▶ Exercise goal: From the listing below, extract every line containing "Francisco".

[Dataset items]
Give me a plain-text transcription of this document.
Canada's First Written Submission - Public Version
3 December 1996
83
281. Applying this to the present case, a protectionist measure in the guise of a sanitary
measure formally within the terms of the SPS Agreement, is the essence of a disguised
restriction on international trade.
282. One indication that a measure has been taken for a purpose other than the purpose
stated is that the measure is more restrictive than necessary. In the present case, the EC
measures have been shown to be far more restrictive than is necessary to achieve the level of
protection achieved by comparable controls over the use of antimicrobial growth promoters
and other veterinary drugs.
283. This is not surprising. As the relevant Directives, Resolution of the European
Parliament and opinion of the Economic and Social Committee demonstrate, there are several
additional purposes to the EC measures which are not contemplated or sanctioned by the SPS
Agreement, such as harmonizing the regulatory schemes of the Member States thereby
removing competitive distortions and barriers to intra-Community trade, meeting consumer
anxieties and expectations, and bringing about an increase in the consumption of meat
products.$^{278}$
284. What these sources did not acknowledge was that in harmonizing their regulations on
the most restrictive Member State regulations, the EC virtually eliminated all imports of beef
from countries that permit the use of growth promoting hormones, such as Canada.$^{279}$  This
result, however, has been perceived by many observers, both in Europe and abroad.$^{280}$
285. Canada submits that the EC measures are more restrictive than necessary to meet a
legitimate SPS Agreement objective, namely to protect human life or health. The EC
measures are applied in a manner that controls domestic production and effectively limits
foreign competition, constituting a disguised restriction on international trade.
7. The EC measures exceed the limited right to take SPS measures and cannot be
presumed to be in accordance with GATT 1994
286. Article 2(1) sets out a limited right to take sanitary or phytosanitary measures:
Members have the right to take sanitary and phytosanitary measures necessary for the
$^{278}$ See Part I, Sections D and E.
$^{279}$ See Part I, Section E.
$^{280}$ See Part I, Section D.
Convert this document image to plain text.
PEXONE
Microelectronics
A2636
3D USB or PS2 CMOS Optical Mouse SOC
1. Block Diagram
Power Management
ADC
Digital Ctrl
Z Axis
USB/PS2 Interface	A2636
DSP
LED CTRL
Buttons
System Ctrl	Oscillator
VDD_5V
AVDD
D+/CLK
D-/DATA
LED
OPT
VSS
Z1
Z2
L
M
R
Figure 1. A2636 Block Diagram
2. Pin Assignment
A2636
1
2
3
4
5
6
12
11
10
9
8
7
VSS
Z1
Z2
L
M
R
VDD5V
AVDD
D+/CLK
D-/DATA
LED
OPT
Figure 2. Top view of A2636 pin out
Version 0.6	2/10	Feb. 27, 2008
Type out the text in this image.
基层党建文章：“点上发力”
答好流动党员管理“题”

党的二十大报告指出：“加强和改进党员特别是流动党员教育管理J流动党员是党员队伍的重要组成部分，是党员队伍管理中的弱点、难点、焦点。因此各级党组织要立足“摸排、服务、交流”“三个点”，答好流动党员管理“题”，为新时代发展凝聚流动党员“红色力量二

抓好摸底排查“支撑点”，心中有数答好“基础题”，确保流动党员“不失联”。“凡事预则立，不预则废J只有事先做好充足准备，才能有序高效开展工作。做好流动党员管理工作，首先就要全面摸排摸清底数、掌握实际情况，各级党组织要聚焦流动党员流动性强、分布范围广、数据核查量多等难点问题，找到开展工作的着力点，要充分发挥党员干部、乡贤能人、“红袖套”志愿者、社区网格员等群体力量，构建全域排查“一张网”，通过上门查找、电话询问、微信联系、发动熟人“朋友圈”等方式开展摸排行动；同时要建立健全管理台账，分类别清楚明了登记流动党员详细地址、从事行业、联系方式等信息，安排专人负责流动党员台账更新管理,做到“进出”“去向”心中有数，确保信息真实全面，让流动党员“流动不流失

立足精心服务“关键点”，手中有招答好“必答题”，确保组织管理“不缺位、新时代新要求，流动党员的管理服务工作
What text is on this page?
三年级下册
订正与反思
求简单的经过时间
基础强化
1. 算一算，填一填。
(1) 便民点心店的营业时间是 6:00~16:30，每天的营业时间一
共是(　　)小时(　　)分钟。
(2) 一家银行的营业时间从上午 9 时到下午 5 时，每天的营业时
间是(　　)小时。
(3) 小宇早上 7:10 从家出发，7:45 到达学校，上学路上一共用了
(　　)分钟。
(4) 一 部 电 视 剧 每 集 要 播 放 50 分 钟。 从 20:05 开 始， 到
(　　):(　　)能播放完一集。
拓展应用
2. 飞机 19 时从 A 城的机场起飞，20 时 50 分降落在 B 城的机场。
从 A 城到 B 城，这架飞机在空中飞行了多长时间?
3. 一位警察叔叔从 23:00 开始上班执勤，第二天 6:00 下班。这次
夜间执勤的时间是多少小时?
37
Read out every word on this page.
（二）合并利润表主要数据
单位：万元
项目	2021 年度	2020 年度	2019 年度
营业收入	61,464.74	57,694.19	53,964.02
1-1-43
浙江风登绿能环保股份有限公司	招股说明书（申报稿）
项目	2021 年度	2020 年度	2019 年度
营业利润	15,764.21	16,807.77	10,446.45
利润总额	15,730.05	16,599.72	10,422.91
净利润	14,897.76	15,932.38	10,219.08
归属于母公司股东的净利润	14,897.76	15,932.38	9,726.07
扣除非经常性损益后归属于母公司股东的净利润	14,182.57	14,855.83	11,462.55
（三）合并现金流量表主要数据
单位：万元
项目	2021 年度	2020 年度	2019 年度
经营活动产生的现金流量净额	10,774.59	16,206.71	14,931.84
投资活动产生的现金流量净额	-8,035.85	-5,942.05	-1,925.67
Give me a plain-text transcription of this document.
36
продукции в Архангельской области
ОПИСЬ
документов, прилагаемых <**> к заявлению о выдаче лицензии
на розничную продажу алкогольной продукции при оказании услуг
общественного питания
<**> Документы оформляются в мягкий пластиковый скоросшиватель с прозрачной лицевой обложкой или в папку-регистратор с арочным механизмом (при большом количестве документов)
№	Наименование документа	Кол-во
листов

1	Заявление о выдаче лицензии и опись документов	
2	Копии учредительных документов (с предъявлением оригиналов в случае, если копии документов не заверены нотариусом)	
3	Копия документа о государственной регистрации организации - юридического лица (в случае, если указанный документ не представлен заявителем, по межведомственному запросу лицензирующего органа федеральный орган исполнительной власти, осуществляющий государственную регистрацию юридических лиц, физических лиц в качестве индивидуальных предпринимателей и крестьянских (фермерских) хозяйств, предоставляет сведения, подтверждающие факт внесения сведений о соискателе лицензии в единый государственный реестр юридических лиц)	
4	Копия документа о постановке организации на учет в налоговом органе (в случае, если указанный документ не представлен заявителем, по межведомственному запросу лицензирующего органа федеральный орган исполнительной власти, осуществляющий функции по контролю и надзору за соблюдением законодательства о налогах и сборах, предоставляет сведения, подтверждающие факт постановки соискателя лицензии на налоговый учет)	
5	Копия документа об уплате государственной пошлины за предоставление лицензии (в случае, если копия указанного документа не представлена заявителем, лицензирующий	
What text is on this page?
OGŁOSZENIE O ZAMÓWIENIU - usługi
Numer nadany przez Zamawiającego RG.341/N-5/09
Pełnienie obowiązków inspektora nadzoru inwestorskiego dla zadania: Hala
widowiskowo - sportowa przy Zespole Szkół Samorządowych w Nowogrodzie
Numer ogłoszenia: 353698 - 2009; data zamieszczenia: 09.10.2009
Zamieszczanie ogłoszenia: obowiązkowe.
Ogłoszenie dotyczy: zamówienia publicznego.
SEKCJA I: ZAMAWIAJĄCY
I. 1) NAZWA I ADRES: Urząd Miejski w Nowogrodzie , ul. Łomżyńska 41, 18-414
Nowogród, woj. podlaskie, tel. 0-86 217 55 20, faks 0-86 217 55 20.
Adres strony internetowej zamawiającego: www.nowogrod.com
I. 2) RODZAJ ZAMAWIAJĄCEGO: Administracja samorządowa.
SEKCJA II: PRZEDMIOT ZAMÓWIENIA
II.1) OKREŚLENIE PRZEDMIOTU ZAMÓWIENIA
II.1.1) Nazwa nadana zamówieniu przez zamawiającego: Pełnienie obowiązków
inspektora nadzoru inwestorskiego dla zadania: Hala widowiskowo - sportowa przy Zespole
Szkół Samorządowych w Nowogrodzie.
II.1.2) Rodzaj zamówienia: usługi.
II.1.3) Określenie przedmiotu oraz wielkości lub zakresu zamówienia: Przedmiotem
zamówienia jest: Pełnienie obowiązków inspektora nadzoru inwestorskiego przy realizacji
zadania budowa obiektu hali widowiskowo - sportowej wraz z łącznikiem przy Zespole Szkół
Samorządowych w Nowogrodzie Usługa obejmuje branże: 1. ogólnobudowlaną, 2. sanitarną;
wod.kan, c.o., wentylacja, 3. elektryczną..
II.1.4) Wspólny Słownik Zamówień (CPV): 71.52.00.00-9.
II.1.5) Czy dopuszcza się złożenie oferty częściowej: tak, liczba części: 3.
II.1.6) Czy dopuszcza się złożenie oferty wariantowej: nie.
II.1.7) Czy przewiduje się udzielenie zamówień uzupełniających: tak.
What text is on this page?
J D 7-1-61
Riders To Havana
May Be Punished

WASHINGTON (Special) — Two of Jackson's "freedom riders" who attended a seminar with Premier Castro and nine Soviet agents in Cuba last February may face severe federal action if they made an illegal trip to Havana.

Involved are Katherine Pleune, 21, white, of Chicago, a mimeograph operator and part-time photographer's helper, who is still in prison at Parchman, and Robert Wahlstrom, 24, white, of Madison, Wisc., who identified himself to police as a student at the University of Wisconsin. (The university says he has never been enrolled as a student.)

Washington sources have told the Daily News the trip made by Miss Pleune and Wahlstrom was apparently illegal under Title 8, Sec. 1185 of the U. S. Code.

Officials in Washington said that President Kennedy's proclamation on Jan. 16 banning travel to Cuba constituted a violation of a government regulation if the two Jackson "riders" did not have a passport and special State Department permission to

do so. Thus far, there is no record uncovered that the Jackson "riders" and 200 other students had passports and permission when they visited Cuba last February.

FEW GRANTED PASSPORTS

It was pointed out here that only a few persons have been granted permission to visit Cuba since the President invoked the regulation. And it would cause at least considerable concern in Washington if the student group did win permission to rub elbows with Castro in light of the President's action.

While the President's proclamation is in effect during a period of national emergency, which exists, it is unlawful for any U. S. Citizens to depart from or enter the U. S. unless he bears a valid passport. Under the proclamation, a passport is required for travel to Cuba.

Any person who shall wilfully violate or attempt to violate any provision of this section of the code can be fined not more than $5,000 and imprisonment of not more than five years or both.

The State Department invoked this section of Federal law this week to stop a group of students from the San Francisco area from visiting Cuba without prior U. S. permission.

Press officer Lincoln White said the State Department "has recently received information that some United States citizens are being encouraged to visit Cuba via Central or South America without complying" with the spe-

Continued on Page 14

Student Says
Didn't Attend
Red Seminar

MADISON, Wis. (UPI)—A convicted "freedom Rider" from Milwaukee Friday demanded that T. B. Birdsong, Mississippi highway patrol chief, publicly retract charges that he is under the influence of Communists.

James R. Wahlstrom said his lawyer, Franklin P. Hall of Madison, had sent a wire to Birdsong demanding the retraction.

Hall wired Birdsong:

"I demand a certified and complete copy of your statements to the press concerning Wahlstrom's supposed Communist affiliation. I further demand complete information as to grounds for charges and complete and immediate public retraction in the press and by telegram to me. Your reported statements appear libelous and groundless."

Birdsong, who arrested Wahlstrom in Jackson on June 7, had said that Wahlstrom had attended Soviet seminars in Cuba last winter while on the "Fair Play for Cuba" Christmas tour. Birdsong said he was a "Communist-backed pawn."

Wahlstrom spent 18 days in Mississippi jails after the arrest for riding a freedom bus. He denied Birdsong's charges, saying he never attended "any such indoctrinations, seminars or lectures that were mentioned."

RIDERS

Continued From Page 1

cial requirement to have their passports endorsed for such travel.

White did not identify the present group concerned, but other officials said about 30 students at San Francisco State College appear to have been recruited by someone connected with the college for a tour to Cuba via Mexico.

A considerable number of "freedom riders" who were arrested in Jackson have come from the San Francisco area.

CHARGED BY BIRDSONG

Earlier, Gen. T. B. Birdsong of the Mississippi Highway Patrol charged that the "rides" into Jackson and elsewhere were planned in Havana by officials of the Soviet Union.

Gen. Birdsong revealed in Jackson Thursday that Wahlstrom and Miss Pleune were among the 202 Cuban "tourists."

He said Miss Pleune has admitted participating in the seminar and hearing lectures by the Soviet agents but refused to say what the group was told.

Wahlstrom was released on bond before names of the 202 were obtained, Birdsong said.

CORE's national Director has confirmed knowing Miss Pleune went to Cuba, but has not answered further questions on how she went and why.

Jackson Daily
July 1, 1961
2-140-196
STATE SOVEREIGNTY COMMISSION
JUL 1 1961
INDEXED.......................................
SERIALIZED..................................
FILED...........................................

▶ Solution:
The State Department invoked this section of Federal law this week to stop a group of students from the San Francisco area from visiting Cuba without prior U. S. permission.
White did not identify the present group concerned, but other officials said about 30 students at San Francisco State College appear to have been recruited by someone connected with the college for a tour to Cuba via Mexico.
A considerable number of "freedom riders" who were arrested in Jackson have come from the San Francisco area.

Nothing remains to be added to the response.